▶ [Exercise requirements] Where does the string "Aufenthalt" appear in the records? Copy every line that contains it.

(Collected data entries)
>> Start

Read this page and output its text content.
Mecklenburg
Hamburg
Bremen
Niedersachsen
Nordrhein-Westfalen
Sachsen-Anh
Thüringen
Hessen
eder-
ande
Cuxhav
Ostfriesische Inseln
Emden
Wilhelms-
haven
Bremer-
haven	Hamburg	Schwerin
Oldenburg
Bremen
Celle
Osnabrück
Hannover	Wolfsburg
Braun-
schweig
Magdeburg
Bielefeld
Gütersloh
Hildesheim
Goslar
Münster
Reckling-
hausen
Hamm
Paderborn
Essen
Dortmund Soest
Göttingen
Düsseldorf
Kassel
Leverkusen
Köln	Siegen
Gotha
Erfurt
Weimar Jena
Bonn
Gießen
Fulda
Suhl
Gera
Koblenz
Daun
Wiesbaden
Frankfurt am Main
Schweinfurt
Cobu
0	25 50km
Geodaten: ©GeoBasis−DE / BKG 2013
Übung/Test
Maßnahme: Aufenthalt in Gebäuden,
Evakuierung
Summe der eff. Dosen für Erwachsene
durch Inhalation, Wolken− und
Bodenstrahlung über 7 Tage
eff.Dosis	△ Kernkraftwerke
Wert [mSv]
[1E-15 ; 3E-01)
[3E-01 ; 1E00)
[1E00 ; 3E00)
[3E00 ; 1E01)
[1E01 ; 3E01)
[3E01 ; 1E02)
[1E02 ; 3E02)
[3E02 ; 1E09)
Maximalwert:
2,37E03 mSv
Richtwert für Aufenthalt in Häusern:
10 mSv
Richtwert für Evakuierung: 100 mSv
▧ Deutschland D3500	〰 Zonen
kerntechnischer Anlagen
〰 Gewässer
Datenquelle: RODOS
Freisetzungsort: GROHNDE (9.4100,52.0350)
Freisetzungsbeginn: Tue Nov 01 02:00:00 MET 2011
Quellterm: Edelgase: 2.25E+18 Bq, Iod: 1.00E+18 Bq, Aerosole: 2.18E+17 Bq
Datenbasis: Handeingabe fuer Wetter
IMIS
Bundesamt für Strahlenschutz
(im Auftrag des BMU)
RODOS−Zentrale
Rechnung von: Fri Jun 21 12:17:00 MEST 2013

>> End

▶ [Finished answer]
Maßnahme: Aufenthalt in Gebäuden,
Richtwert für Aufenthalt in Häusern:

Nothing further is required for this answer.